Extracted data:

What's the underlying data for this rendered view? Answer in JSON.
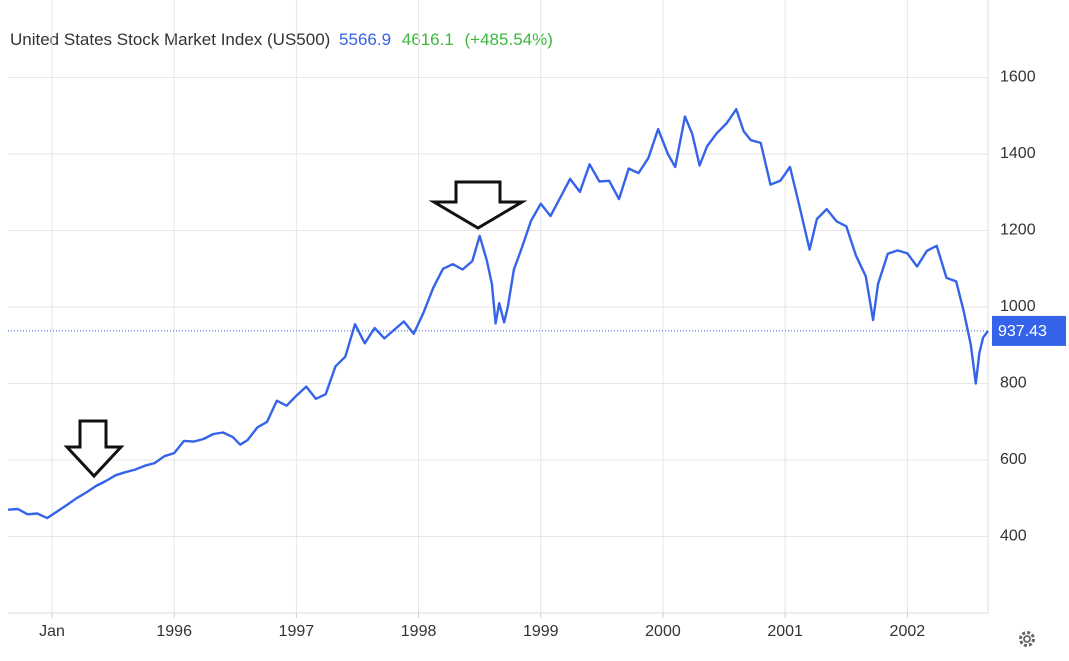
{
  "chart_data": {
    "type": "line",
    "title": "United States Stock Market Index (US500)",
    "stats": [
      "5566.9",
      "4616.1",
      "(+485.54%)"
    ],
    "color": "#3563e9",
    "grid": true,
    "xlim": [
      1994.64,
      2002.66
    ],
    "xticks": [
      {
        "value": 1995,
        "label": "Jan"
      },
      1996,
      1997,
      1998,
      1999,
      2000,
      2001,
      2002
    ],
    "ylim": [
      200,
      1800
    ],
    "yticks": [
      400,
      600,
      800,
      1000,
      1200,
      1400,
      1600
    ],
    "x": [
      1994.64,
      1994.72,
      1994.8,
      1994.88,
      1994.96,
      1995.04,
      1995.12,
      1995.2,
      1995.28,
      1995.36,
      1995.44,
      1995.52,
      1995.6,
      1995.68,
      1995.76,
      1995.84,
      1995.92,
      1996.0,
      1996.08,
      1996.16,
      1996.24,
      1996.32,
      1996.4,
      1996.48,
      1996.54,
      1996.6,
      1996.68,
      1996.76,
      1996.84,
      1996.92,
      1997.0,
      1997.08,
      1997.16,
      1997.24,
      1997.32,
      1997.4,
      1997.48,
      1997.56,
      1997.64,
      1997.72,
      1997.8,
      1997.88,
      1997.96,
      1998.04,
      1998.12,
      1998.2,
      1998.28,
      1998.36,
      1998.44,
      1998.5,
      1998.56,
      1998.6,
      1998.63,
      1998.66,
      1998.7,
      1998.73,
      1998.78,
      1998.84,
      1998.92,
      1999.0,
      1999.08,
      1999.16,
      1999.24,
      1999.32,
      1999.4,
      1999.48,
      1999.56,
      1999.64,
      1999.72,
      1999.8,
      1999.88,
      1999.96,
      2000.04,
      2000.1,
      2000.18,
      2000.24,
      2000.3,
      2000.36,
      2000.44,
      2000.52,
      2000.6,
      2000.66,
      2000.72,
      2000.8,
      2000.88,
      2000.96,
      2001.04,
      2001.12,
      2001.2,
      2001.26,
      2001.34,
      2001.42,
      2001.5,
      2001.58,
      2001.66,
      2001.72,
      2001.76,
      2001.84,
      2001.92,
      2002.0,
      2002.08,
      2002.16,
      2002.24,
      2002.32,
      2002.4,
      2002.46,
      2002.52,
      2002.56,
      2002.59,
      2002.62,
      2002.66
    ],
    "values": [
      470,
      472,
      458,
      460,
      448,
      465,
      482,
      500,
      515,
      532,
      545,
      560,
      568,
      575,
      585,
      592,
      610,
      618,
      650,
      648,
      655,
      668,
      672,
      660,
      640,
      652,
      685,
      700,
      755,
      742,
      768,
      792,
      760,
      772,
      845,
      870,
      955,
      905,
      945,
      918,
      940,
      962,
      930,
      985,
      1050,
      1100,
      1112,
      1098,
      1120,
      1186,
      1120,
      1060,
      957,
      1010,
      960,
      1000,
      1098,
      1150,
      1225,
      1270,
      1238,
      1286,
      1335,
      1301,
      1373,
      1328,
      1330,
      1282,
      1362,
      1350,
      1389,
      1465,
      1400,
      1366,
      1498,
      1452,
      1370,
      1420,
      1454,
      1480,
      1517,
      1460,
      1436,
      1429,
      1320,
      1330,
      1366,
      1260,
      1150,
      1230,
      1256,
      1224,
      1211,
      1134,
      1080,
      966,
      1060,
      1139,
      1148,
      1140,
      1106,
      1147,
      1160,
      1076,
      1067,
      990,
      900,
      800,
      880,
      920,
      937.43
    ]
  }
}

To be done: Print the complete listing exactly, apart from any pictures.

Written answer:
What's the underlying data for this rendered view? Answer in JSON.
{
  "chart_data": {
    "type": "line",
    "title": "United States Stock Market Index (US500)",
    "stats": [
      "5566.9",
      "4616.1",
      "(+485.54%)"
    ],
    "color": "#3563e9",
    "grid": true,
    "xlim": [
      1994.64,
      2002.66
    ],
    "xticks": [
      {
        "value": 1995,
        "label": "Jan"
      },
      1996,
      1997,
      1998,
      1999,
      2000,
      2001,
      2002
    ],
    "ylim": [
      200,
      1800
    ],
    "yticks": [
      400,
      600,
      800,
      1000,
      1200,
      1400,
      1600
    ],
    "x": [
      1994.64,
      1994.72,
      1994.8,
      1994.88,
      1994.96,
      1995.04,
      1995.12,
      1995.2,
      1995.28,
      1995.36,
      1995.44,
      1995.52,
      1995.6,
      1995.68,
      1995.76,
      1995.84,
      1995.92,
      1996.0,
      1996.08,
      1996.16,
      1996.24,
      1996.32,
      1996.4,
      1996.48,
      1996.54,
      1996.6,
      1996.68,
      1996.76,
      1996.84,
      1996.92,
      1997.0,
      1997.08,
      1997.16,
      1997.24,
      1997.32,
      1997.4,
      1997.48,
      1997.56,
      1997.64,
      1997.72,
      1997.8,
      1997.88,
      1997.96,
      1998.04,
      1998.12,
      1998.2,
      1998.28,
      1998.36,
      1998.44,
      1998.5,
      1998.56,
      1998.6,
      1998.63,
      1998.66,
      1998.7,
      1998.73,
      1998.78,
      1998.84,
      1998.92,
      1999.0,
      1999.08,
      1999.16,
      1999.24,
      1999.32,
      1999.4,
      1999.48,
      1999.56,
      1999.64,
      1999.72,
      1999.8,
      1999.88,
      1999.96,
      2000.04,
      2000.1,
      2000.18,
      2000.24,
      2000.3,
      2000.36,
      2000.44,
      2000.52,
      2000.6,
      2000.66,
      2000.72,
      2000.8,
      2000.88,
      2000.96,
      2001.04,
      2001.12,
      2001.2,
      2001.26,
      2001.34,
      2001.42,
      2001.5,
      2001.58,
      2001.66,
      2001.72,
      2001.76,
      2001.84,
      2001.92,
      2002.0,
      2002.08,
      2002.16,
      2002.24,
      2002.32,
      2002.4,
      2002.46,
      2002.52,
      2002.56,
      2002.59,
      2002.62,
      2002.66
    ],
    "values": [
      470,
      472,
      458,
      460,
      448,
      465,
      482,
      500,
      515,
      532,
      545,
      560,
      568,
      575,
      585,
      592,
      610,
      618,
      650,
      648,
      655,
      668,
      672,
      660,
      640,
      652,
      685,
      700,
      755,
      742,
      768,
      792,
      760,
      772,
      845,
      870,
      955,
      905,
      945,
      918,
      940,
      962,
      930,
      985,
      1050,
      1100,
      1112,
      1098,
      1120,
      1186,
      1120,
      1060,
      957,
      1010,
      960,
      1000,
      1098,
      1150,
      1225,
      1270,
      1238,
      1286,
      1335,
      1301,
      1373,
      1328,
      1330,
      1282,
      1362,
      1350,
      1389,
      1465,
      1400,
      1366,
      1498,
      1452,
      1370,
      1420,
      1454,
      1480,
      1517,
      1460,
      1436,
      1429,
      1320,
      1330,
      1366,
      1260,
      1150,
      1230,
      1256,
      1224,
      1211,
      1134,
      1080,
      966,
      1060,
      1139,
      1148,
      1140,
      1106,
      1147,
      1160,
      1076,
      1067,
      990,
      900,
      800,
      880,
      920,
      937.43
    ]
  }
}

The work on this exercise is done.